[Component data from apps and pages]
----------------

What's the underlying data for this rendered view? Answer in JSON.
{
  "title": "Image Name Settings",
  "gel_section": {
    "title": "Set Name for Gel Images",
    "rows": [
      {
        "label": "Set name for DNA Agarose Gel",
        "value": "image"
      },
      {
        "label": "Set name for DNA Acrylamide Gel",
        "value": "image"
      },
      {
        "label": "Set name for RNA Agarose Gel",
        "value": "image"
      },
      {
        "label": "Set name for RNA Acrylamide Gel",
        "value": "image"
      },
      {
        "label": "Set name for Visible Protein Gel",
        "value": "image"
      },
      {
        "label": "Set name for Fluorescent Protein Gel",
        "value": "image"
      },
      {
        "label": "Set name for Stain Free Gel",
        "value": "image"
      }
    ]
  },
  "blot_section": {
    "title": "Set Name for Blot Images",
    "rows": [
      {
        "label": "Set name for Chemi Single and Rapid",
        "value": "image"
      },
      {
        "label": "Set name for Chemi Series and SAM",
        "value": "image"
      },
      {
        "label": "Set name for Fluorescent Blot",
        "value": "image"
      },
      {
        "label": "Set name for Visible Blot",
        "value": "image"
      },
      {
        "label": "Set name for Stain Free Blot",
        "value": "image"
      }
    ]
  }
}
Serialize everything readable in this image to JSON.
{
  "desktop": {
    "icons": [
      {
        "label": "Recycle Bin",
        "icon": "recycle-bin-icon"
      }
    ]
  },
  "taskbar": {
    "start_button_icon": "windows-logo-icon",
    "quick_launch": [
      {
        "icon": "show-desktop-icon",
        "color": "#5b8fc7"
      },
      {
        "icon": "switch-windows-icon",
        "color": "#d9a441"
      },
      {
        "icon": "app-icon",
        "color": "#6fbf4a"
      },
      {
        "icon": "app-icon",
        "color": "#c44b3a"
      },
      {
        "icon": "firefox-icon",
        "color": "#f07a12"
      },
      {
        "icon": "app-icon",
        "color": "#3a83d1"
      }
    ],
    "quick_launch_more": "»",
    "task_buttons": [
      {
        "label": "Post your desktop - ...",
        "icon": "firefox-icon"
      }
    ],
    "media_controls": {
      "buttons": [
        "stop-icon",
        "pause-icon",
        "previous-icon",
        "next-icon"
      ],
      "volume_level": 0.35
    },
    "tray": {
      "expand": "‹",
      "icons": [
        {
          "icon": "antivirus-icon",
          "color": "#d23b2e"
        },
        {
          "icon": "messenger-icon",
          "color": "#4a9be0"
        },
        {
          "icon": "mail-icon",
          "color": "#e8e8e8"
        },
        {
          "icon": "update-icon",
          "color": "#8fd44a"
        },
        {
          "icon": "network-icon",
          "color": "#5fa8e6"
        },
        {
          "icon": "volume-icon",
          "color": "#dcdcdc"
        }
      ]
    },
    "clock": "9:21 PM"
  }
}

----------------

EXERCISE DETAILS: Reproduce all of the entries verbatim.

TASK SOLUTION:
What's the underlying data for this rendered view? Answer in JSON.
{
  "title": "Image Name Settings",
  "gel_section": {
    "title": "Set Name for Gel Images",
    "rows": [
      {
        "label": "Set name for DNA Agarose Gel",
        "value": "image"
      },
      {
        "label": "Set name for DNA Acrylamide Gel",
        "value": "image"
      },
      {
        "label": "Set name for RNA Agarose Gel",
        "value": "image"
      },
      {
        "label": "Set name for RNA Acrylamide Gel",
        "value": "image"
      },
      {
        "label": "Set name for Visible Protein Gel",
        "value": "image"
      },
      {
        "label": "Set name for Fluorescent Protein Gel",
        "value": "image"
      },
      {
        "label": "Set name for Stain Free Gel",
        "value": "image"
      }
    ]
  },
  "blot_section": {
    "title": "Set Name for Blot Images",
    "rows": [
      {
        "label": "Set name for Chemi Single and Rapid",
        "value": "image"
      },
      {
        "label": "Set name for Chemi Series and SAM",
        "value": "image"
      },
      {
        "label": "Set name for Fluorescent Blot",
        "value": "image"
      },
      {
        "label": "Set name for Visible Blot",
        "value": "image"
      },
      {
        "label": "Set name for Stain Free Blot",
        "value": "image"
      }
    ]
  }
}
Serialize everything readable in this image to JSON.
{
  "desktop": {
    "icons": [
      {
        "label": "Recycle Bin",
        "icon": "recycle-bin-icon"
      }
    ]
  },
  "taskbar": {
    "start_button_icon": "windows-logo-icon",
    "quick_launch": [
      {
        "icon": "show-desktop-icon",
        "color": "#5b8fc7"
      },
      {
        "icon": "switch-windows-icon",
        "color": "#d9a441"
      },
      {
        "icon": "app-icon",
        "color": "#6fbf4a"
      },
      {
        "icon": "app-icon",
        "color": "#c44b3a"
      },
      {
        "icon": "firefox-icon",
        "color": "#f07a12"
      },
      {
        "icon": "app-icon",
        "color": "#3a83d1"
      }
    ],
    "quick_launch_more": "»",
    "task_buttons": [
      {
        "label": "Post your desktop - ...",
        "icon": "firefox-icon"
      }
    ],
    "media_controls": {
      "buttons": [
        "stop-icon",
        "pause-icon",
        "previous-icon",
        "next-icon"
      ],
      "volume_level": 0.35
    },
    "tray": {
      "expand": "‹",
      "icons": [
        {
          "icon": "antivirus-icon",
          "color": "#d23b2e"
        },
        {
          "icon": "messenger-icon",
          "color": "#4a9be0"
        },
        {
          "icon": "mail-icon",
          "color": "#e8e8e8"
        },
        {
          "icon": "update-icon",
          "color": "#8fd44a"
        },
        {
          "icon": "network-icon",
          "color": "#5fa8e6"
        },
        {
          "icon": "volume-icon",
          "color": "#dcdcdc"
        }
      ]
    },
    "clock": "9:21 PM"
  }
}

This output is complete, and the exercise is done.